The problem:
Make an exact copy of the entries below.

Information given:
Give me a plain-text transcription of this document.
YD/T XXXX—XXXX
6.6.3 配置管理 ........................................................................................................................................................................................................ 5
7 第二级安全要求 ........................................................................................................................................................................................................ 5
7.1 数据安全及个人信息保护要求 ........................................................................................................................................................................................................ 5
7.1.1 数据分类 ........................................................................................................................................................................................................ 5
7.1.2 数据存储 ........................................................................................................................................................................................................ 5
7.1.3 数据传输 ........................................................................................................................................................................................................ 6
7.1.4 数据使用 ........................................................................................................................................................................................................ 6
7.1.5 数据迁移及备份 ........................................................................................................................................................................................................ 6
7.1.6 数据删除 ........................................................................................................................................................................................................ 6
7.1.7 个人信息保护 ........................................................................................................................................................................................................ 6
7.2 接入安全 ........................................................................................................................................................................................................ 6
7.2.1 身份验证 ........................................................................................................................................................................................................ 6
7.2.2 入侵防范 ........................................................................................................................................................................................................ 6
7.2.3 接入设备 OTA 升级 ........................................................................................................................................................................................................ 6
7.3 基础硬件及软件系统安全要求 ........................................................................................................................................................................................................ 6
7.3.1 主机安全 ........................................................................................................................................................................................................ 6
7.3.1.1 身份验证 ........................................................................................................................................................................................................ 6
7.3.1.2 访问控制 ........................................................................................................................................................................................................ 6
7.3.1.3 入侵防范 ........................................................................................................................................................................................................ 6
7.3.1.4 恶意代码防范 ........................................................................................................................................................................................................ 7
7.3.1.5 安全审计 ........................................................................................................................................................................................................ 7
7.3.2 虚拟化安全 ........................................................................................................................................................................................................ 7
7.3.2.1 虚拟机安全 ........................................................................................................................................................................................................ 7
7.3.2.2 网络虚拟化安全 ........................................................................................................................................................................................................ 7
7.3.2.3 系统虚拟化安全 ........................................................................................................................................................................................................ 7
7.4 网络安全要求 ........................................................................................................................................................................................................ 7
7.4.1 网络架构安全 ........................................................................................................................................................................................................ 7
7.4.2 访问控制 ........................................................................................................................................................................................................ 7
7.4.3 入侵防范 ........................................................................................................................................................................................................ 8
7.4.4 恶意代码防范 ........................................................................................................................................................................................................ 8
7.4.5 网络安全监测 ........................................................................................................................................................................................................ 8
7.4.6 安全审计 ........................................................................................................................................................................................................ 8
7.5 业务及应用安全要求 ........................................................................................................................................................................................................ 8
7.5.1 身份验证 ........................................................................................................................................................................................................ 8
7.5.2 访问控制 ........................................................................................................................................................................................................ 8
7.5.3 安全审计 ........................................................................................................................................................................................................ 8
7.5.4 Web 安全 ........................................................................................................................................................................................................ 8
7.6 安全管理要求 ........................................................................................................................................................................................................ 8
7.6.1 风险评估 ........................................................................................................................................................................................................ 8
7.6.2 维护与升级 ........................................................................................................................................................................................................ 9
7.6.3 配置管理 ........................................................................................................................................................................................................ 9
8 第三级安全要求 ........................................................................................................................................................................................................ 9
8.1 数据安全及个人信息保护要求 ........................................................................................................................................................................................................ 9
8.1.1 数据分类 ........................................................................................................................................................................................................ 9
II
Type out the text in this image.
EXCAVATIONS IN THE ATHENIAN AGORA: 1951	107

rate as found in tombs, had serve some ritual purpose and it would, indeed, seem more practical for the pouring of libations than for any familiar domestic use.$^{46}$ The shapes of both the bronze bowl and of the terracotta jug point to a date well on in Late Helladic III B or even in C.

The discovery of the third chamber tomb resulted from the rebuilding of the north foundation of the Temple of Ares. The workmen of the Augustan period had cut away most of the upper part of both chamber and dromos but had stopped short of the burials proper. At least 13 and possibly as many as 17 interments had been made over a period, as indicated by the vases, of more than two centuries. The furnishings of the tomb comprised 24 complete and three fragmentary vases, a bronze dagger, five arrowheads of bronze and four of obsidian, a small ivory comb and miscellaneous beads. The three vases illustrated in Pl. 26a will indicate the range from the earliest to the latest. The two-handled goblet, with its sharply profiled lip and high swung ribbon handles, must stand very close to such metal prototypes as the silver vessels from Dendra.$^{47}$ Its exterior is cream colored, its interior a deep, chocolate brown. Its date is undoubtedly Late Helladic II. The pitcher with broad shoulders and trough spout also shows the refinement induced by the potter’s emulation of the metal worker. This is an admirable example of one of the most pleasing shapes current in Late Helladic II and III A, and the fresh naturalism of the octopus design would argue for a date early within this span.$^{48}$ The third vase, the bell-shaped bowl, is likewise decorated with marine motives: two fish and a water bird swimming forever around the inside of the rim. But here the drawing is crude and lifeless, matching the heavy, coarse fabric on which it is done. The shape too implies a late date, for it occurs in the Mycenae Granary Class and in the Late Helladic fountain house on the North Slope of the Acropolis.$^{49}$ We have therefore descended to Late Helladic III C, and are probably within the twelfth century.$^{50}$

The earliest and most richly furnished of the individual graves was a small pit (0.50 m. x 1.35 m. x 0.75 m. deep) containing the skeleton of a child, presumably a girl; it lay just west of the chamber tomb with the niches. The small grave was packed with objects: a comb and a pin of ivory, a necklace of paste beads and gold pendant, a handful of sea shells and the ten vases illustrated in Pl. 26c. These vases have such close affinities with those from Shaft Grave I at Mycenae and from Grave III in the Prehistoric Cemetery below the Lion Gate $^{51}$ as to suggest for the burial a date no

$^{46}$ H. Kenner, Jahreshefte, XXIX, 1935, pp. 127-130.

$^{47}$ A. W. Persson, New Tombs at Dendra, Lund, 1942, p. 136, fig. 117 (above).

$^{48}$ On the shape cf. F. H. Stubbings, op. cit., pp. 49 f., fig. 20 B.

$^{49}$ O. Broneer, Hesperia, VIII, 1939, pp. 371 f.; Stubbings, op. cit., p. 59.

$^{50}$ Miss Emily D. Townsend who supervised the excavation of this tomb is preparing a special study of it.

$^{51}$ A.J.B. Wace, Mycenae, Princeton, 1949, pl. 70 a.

Full answer:
Give me a plain-text transcription of this document.
YD/T XXXX—XXXX
6.6.3 配置管理 ........................................................................................................................................................................................................ 5
7 第二级安全要求 ........................................................................................................................................................................................................ 5
7.1 数据安全及个人信息保护要求 ........................................................................................................................................................................................................ 5
7.1.1 数据分类 ........................................................................................................................................................................................................ 5
7.1.2 数据存储 ........................................................................................................................................................................................................ 5
7.1.3 数据传输 ........................................................................................................................................................................................................ 6
7.1.4 数据使用 ........................................................................................................................................................................................................ 6
7.1.5 数据迁移及备份 ........................................................................................................................................................................................................ 6
7.1.6 数据删除 ........................................................................................................................................................................................................ 6
7.1.7 个人信息保护 ........................................................................................................................................................................................................ 6
7.2 接入安全 ........................................................................................................................................................................................................ 6
7.2.1 身份验证 ........................................................................................................................................................................................................ 6
7.2.2 入侵防范 ........................................................................................................................................................................................................ 6
7.2.3 接入设备 OTA 升级 ........................................................................................................................................................................................................ 6
7.3 基础硬件及软件系统安全要求 ........................................................................................................................................................................................................ 6
7.3.1 主机安全 ........................................................................................................................................................................................................ 6
7.3.1.1 身份验证 ........................................................................................................................................................................................................ 6
7.3.1.2 访问控制 ........................................................................................................................................................................................................ 6
7.3.1.3 入侵防范 ........................................................................................................................................................................................................ 6
7.3.1.4 恶意代码防范 ........................................................................................................................................................................................................ 7
7.3.1.5 安全审计 ........................................................................................................................................................................................................ 7
7.3.2 虚拟化安全 ........................................................................................................................................................................................................ 7
7.3.2.1 虚拟机安全 ........................................................................................................................................................................................................ 7
7.3.2.2 网络虚拟化安全 ........................................................................................................................................................................................................ 7
7.3.2.3 系统虚拟化安全 ........................................................................................................................................................................................................ 7
7.4 网络安全要求 ........................................................................................................................................................................................................ 7
7.4.1 网络架构安全 ........................................................................................................................................................................................................ 7
7.4.2 访问控制 ........................................................................................................................................................................................................ 7
7.4.3 入侵防范 ........................................................................................................................................................................................................ 8
7.4.4 恶意代码防范 ........................................................................................................................................................................................................ 8
7.4.5 网络安全监测 ........................................................................................................................................................................................................ 8
7.4.6 安全审计 ........................................................................................................................................................................................................ 8
7.5 业务及应用安全要求 ........................................................................................................................................................................................................ 8
7.5.1 身份验证 ........................................................................................................................................................................................................ 8
7.5.2 访问控制 ........................................................................................................................................................................................................ 8
7.5.3 安全审计 ........................................................................................................................................................................................................ 8
7.5.4 Web 安全 ........................................................................................................................................................................................................ 8
7.6 安全管理要求 ........................................................................................................................................................................................................ 8
7.6.1 风险评估 ........................................................................................................................................................................................................ 8
7.6.2 维护与升级 ........................................................................................................................................................................................................ 9
7.6.3 配置管理 ........................................................................................................................................................................................................ 9
8 第三级安全要求 ........................................................................................................................................................................................................ 9
8.1 数据安全及个人信息保护要求 ........................................................................................................................................................................................................ 9
8.1.1 数据分类 ........................................................................................................................................................................................................ 9
II
Type out the text in this image.
EXCAVATIONS IN THE ATHENIAN AGORA: 1951	107

rate as found in tombs, had serve some ritual purpose and it would, indeed, seem more practical for the pouring of libations than for any familiar domestic use.$^{46}$ The shapes of both the bronze bowl and of the terracotta jug point to a date well on in Late Helladic III B or even in C.

The discovery of the third chamber tomb resulted from the rebuilding of the north foundation of the Temple of Ares. The workmen of the Augustan period had cut away most of the upper part of both chamber and dromos but had stopped short of the burials proper. At least 13 and possibly as many as 17 interments had been made over a period, as indicated by the vases, of more than two centuries. The furnishings of the tomb comprised 24 complete and three fragmentary vases, a bronze dagger, five arrowheads of bronze and four of obsidian, a small ivory comb and miscellaneous beads. The three vases illustrated in Pl. 26a will indicate the range from the earliest to the latest. The two-handled goblet, with its sharply profiled lip and high swung ribbon handles, must stand very close to such metal prototypes as the silver vessels from Dendra.$^{47}$ Its exterior is cream colored, its interior a deep, chocolate brown. Its date is undoubtedly Late Helladic II. The pitcher with broad shoulders and trough spout also shows the refinement induced by the potter’s emulation of the metal worker. This is an admirable example of one of the most pleasing shapes current in Late Helladic II and III A, and the fresh naturalism of the octopus design would argue for a date early within this span.$^{48}$ The third vase, the bell-shaped bowl, is likewise decorated with marine motives: two fish and a water bird swimming forever around the inside of the rim. But here the drawing is crude and lifeless, matching the heavy, coarse fabric on which it is done. The shape too implies a late date, for it occurs in the Mycenae Granary Class and in the Late Helladic fountain house on the North Slope of the Acropolis.$^{49}$ We have therefore descended to Late Helladic III C, and are probably within the twelfth century.$^{50}$

The earliest and most richly furnished of the individual graves was a small pit (0.50 m. x 1.35 m. x 0.75 m. deep) containing the skeleton of a child, presumably a girl; it lay just west of the chamber tomb with the niches. The small grave was packed with objects: a comb and a pin of ivory, a necklace of paste beads and gold pendant, a handful of sea shells and the ten vases illustrated in Pl. 26c. These vases have such close affinities with those from Shaft Grave I at Mycenae and from Grave III in the Prehistoric Cemetery below the Lion Gate $^{51}$ as to suggest for the burial a date no

$^{46}$ H. Kenner, Jahreshefte, XXIX, 1935, pp. 127-130.

$^{47}$ A. W. Persson, New Tombs at Dendra, Lund, 1942, p. 136, fig. 117 (above).

$^{48}$ On the shape cf. F. H. Stubbings, op. cit., pp. 49 f., fig. 20 B.

$^{49}$ O. Broneer, Hesperia, VIII, 1939, pp. 371 f.; Stubbings, op. cit., p. 59.

$^{50}$ Miss Emily D. Townsend who supervised the excavation of this tomb is preparing a special study of it.

$^{51}$ A.J.B. Wace, Mycenae, Princeton, 1949, pl. 70 a.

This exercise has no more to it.